── Dataset records

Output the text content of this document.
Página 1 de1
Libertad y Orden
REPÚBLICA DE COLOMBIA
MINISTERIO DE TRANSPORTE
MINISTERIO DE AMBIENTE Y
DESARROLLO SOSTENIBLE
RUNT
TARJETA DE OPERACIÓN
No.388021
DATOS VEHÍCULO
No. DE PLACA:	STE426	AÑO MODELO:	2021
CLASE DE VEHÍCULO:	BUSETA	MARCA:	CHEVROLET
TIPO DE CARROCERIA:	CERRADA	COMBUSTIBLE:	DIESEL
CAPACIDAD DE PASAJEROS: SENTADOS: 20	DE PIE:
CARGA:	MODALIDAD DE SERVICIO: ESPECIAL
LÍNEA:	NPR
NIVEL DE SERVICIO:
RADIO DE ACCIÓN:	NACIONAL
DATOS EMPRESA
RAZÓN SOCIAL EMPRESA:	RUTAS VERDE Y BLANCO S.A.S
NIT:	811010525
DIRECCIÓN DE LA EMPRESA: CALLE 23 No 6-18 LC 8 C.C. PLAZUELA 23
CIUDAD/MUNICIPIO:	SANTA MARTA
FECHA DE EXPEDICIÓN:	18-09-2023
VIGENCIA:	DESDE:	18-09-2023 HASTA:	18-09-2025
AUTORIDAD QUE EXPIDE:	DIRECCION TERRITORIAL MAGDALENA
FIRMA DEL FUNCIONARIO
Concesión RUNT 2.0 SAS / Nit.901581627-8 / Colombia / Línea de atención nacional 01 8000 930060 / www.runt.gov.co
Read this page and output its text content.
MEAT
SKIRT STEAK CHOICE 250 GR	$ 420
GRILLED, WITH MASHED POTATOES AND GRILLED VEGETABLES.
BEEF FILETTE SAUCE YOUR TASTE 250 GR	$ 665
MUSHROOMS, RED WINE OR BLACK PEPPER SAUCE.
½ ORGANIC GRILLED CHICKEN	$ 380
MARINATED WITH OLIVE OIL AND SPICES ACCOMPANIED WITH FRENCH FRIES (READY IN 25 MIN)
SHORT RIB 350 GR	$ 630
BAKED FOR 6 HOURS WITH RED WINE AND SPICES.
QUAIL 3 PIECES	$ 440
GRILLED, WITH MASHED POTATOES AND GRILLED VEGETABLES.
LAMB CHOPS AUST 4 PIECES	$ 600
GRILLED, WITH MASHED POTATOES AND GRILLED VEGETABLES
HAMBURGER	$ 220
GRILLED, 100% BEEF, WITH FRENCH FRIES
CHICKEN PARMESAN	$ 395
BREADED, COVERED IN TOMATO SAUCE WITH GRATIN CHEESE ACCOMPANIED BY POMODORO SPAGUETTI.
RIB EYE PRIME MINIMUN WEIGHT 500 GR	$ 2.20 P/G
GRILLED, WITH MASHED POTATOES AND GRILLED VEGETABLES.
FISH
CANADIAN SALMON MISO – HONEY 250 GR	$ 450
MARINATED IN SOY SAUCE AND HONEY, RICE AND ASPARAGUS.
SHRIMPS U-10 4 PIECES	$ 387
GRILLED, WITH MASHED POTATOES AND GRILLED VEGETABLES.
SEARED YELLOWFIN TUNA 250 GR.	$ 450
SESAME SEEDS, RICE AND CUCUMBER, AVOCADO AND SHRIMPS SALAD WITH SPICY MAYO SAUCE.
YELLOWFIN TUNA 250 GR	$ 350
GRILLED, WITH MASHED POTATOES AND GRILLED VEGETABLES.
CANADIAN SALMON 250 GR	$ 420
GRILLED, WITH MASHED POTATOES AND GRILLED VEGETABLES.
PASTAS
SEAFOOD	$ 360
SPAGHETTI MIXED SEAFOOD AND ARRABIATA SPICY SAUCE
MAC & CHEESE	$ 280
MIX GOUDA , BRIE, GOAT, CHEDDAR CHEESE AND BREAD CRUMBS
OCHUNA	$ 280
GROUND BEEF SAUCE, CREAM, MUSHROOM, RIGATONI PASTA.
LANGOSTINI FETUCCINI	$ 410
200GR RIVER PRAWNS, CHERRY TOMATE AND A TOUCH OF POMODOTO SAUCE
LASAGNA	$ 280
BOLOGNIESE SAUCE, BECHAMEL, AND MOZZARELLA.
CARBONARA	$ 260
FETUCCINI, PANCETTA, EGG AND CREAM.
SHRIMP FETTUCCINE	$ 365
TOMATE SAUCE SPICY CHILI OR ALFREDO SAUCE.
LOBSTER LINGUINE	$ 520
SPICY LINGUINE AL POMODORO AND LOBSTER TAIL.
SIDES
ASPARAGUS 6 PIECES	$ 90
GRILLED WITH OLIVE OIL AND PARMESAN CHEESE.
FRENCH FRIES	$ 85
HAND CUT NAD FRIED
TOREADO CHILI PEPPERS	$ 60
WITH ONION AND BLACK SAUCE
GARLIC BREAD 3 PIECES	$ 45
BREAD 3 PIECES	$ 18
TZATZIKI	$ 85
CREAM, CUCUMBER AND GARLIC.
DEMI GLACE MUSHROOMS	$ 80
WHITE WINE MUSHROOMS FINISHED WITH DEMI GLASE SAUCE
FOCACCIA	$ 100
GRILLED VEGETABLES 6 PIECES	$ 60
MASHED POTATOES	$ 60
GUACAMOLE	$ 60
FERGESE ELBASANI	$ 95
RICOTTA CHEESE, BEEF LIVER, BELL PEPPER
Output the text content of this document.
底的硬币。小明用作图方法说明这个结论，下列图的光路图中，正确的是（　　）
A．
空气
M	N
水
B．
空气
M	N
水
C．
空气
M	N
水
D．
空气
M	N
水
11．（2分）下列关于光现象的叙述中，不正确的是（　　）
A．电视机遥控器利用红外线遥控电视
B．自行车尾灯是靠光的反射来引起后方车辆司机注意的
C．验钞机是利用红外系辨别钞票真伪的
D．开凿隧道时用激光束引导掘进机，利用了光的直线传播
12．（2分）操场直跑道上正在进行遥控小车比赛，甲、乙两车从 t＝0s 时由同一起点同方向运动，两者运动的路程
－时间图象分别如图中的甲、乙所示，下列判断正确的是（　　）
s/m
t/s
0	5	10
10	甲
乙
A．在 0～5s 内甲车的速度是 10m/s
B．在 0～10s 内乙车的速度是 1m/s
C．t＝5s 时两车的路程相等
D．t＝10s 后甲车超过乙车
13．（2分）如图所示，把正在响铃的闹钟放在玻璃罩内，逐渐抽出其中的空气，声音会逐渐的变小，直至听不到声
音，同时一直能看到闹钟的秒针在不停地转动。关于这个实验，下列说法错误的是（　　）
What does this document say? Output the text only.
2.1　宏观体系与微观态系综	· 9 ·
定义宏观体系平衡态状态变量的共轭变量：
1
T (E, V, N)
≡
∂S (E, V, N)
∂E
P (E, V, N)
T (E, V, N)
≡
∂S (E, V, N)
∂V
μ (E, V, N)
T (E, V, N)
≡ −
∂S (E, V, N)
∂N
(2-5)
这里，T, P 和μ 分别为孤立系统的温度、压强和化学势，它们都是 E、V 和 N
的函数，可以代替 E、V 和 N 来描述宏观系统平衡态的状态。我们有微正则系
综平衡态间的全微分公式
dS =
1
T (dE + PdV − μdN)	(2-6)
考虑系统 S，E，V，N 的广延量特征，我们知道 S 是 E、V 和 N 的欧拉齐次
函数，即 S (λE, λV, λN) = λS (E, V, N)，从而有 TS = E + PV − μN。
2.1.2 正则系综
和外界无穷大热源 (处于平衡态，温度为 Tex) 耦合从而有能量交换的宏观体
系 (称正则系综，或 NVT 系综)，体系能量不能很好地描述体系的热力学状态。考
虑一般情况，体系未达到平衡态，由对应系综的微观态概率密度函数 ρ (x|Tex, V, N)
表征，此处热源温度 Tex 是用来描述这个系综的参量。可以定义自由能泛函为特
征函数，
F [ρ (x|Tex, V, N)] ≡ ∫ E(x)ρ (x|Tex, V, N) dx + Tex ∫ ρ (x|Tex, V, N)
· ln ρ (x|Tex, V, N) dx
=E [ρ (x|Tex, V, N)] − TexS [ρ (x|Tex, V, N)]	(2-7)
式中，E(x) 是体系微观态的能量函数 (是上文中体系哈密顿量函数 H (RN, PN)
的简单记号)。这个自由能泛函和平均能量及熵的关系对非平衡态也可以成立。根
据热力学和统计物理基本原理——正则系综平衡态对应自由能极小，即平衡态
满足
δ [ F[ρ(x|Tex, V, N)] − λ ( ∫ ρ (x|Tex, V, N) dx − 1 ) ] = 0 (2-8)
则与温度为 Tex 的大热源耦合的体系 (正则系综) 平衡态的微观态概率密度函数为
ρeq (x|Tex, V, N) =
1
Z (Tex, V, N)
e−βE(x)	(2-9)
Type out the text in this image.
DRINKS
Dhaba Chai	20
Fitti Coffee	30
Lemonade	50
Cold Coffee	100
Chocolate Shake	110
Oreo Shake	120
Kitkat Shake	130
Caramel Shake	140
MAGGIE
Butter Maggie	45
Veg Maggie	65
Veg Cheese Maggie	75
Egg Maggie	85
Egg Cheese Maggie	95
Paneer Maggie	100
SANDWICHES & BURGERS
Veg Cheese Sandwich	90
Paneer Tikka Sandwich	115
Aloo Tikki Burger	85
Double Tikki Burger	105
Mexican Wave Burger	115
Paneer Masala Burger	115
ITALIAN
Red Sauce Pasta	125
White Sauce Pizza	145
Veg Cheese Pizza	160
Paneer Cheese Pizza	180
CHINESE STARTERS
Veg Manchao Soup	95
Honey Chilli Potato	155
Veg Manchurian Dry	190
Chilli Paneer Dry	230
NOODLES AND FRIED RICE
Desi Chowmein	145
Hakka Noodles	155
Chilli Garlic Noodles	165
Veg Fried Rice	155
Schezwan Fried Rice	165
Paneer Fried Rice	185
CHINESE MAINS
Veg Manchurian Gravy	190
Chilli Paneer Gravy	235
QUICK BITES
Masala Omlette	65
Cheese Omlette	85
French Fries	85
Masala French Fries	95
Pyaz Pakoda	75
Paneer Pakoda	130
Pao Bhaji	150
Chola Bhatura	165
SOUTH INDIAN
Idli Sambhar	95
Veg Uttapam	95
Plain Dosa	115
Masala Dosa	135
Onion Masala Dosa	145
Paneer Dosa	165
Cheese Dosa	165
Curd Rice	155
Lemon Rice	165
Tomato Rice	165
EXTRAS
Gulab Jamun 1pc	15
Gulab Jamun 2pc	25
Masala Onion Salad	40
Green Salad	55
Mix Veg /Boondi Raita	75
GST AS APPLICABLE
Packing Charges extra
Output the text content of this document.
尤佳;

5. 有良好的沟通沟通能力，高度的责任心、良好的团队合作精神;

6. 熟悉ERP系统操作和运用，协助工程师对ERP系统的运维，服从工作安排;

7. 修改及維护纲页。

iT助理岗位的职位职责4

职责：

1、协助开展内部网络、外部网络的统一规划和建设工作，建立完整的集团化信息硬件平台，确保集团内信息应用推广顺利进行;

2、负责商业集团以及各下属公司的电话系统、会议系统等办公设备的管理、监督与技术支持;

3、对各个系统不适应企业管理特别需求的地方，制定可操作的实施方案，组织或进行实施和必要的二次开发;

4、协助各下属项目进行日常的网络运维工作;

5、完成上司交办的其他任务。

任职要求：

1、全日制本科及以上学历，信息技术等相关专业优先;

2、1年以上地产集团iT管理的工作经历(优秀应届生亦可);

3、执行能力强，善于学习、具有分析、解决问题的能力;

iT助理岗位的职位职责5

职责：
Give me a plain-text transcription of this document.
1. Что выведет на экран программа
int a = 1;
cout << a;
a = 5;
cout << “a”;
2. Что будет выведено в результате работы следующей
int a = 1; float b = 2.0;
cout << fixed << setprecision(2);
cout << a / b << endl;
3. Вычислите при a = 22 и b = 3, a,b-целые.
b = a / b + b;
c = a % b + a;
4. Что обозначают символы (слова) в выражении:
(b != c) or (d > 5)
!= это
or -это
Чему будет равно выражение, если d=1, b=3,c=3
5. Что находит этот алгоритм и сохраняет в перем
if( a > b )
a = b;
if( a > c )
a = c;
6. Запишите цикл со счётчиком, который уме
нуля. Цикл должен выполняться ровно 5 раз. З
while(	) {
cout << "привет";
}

────

§ Exercise brief: Select and copy every line of the material that holds the string "TUNA".

§ Correct answer:
SEARED YELLOWFIN TUNA 250 GR.	$ 450
YELLOWFIN TUNA 250 GR	$ 350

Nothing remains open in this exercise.